* **What the exercise asks**
Copy out each line that includes the word "Team".

Records about charts and figures:
════════════════════
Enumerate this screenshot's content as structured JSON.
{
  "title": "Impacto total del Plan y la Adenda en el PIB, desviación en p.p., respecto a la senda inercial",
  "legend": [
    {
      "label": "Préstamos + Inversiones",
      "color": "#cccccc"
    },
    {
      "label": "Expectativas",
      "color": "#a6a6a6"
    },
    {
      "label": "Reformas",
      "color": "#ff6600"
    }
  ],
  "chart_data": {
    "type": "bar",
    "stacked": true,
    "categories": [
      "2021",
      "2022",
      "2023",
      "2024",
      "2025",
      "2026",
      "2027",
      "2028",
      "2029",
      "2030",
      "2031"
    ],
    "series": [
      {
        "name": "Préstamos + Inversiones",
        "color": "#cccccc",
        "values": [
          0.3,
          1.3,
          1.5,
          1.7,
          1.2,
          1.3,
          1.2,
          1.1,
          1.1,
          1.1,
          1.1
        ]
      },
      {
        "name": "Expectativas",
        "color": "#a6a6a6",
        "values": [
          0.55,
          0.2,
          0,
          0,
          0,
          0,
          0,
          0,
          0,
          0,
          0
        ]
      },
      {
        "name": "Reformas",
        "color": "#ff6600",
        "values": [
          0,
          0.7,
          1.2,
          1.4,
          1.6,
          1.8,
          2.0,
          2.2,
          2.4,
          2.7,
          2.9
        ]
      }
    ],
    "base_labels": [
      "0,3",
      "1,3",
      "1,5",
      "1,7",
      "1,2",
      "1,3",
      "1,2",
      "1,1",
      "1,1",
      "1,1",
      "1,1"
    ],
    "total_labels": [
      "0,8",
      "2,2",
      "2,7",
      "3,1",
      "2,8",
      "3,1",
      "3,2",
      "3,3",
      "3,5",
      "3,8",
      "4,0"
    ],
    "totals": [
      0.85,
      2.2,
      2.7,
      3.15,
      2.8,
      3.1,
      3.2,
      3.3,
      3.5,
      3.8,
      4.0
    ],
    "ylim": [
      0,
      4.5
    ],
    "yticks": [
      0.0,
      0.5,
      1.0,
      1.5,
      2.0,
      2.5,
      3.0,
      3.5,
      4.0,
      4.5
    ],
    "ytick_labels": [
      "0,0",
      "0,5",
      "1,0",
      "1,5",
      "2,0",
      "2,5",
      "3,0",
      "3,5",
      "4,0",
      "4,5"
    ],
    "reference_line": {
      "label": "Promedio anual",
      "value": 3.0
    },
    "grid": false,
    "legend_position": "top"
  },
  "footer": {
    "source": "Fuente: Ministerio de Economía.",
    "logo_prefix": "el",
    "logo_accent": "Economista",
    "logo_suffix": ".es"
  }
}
════════════════════
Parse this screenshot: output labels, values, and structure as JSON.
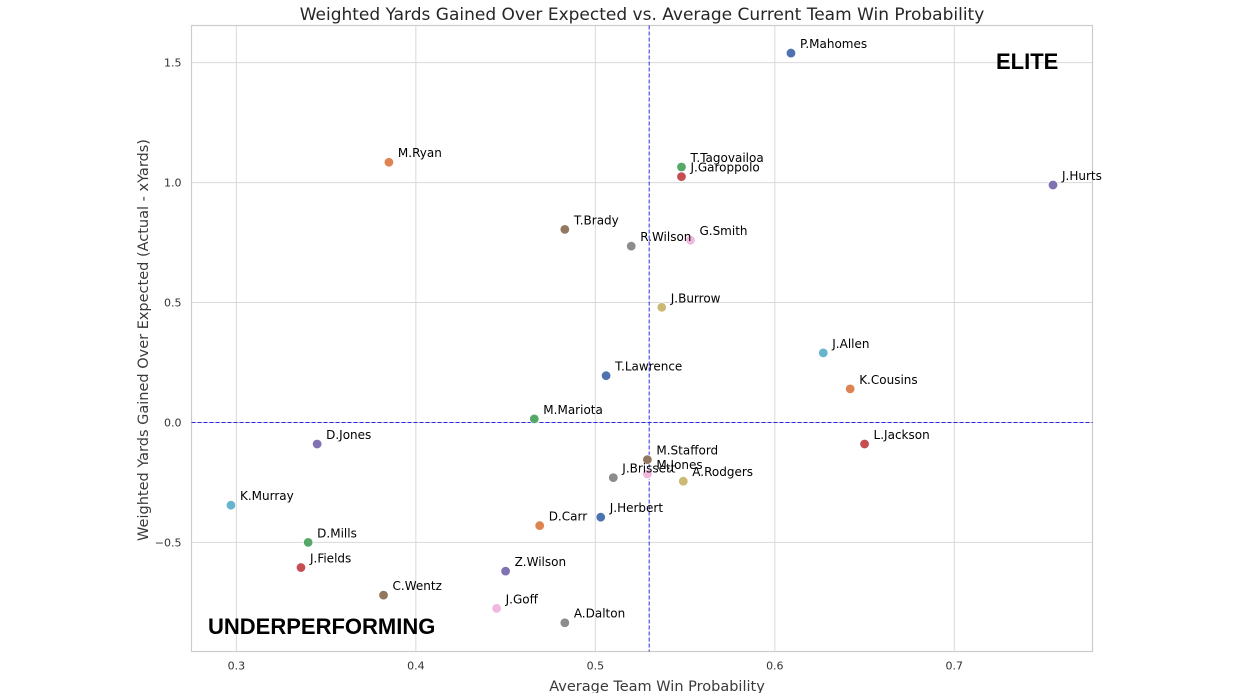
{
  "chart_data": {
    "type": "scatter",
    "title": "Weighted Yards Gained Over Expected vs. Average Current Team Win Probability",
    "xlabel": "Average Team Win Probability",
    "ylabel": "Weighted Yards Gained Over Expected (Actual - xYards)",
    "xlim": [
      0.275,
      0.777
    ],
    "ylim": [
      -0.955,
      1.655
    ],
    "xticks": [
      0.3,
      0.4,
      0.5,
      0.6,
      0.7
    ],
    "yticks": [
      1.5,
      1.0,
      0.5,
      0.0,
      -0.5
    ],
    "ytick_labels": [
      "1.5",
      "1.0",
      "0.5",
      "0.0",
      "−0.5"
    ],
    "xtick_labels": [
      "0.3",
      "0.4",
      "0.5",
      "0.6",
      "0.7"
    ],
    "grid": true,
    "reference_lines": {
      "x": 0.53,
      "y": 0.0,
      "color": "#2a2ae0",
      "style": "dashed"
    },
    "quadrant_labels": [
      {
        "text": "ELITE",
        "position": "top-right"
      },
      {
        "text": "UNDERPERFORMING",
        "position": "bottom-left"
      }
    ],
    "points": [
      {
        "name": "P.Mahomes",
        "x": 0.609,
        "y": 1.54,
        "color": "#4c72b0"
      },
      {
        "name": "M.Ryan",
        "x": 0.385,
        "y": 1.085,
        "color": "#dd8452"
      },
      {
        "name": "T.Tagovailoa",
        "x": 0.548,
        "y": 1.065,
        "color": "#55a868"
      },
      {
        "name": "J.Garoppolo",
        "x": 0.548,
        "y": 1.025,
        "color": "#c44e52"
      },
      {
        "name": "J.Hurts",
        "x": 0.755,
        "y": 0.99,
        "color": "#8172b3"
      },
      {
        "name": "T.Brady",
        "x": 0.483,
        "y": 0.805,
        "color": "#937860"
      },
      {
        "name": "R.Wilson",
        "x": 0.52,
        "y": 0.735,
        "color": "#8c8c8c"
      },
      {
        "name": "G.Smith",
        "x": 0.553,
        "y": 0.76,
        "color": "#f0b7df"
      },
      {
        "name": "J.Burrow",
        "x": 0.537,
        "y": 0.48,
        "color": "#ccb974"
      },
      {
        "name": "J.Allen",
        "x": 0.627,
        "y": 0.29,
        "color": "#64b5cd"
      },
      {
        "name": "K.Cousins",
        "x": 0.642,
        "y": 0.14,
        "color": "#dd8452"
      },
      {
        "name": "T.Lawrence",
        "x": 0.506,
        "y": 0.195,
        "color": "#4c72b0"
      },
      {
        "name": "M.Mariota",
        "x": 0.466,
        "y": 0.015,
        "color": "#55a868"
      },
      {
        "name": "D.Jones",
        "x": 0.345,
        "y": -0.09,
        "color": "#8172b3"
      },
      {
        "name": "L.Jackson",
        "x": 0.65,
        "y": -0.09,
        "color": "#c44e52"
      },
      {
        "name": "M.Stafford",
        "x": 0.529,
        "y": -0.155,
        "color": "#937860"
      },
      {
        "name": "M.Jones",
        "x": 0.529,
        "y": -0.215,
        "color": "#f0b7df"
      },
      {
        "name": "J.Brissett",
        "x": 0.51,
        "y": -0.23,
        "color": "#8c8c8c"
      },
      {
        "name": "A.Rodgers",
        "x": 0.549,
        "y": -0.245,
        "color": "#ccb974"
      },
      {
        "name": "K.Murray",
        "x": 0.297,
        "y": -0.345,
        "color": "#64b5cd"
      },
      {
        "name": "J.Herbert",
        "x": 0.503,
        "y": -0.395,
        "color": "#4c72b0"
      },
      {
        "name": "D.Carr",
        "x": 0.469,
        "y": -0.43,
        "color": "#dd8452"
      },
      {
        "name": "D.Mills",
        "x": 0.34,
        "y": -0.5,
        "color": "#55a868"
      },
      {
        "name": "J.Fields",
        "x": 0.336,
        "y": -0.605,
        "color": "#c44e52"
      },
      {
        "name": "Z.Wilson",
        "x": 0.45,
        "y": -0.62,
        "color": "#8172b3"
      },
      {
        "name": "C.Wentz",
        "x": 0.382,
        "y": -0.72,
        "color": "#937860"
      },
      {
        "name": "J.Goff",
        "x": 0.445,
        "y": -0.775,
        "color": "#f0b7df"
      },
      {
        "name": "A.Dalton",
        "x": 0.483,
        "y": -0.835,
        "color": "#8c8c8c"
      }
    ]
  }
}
════════════════════
* **Task result**
    "title": "Weighted Yards Gained Over Expected vs. Average Current Team Win Probability",
    "xlabel": "Average Team Win Probability",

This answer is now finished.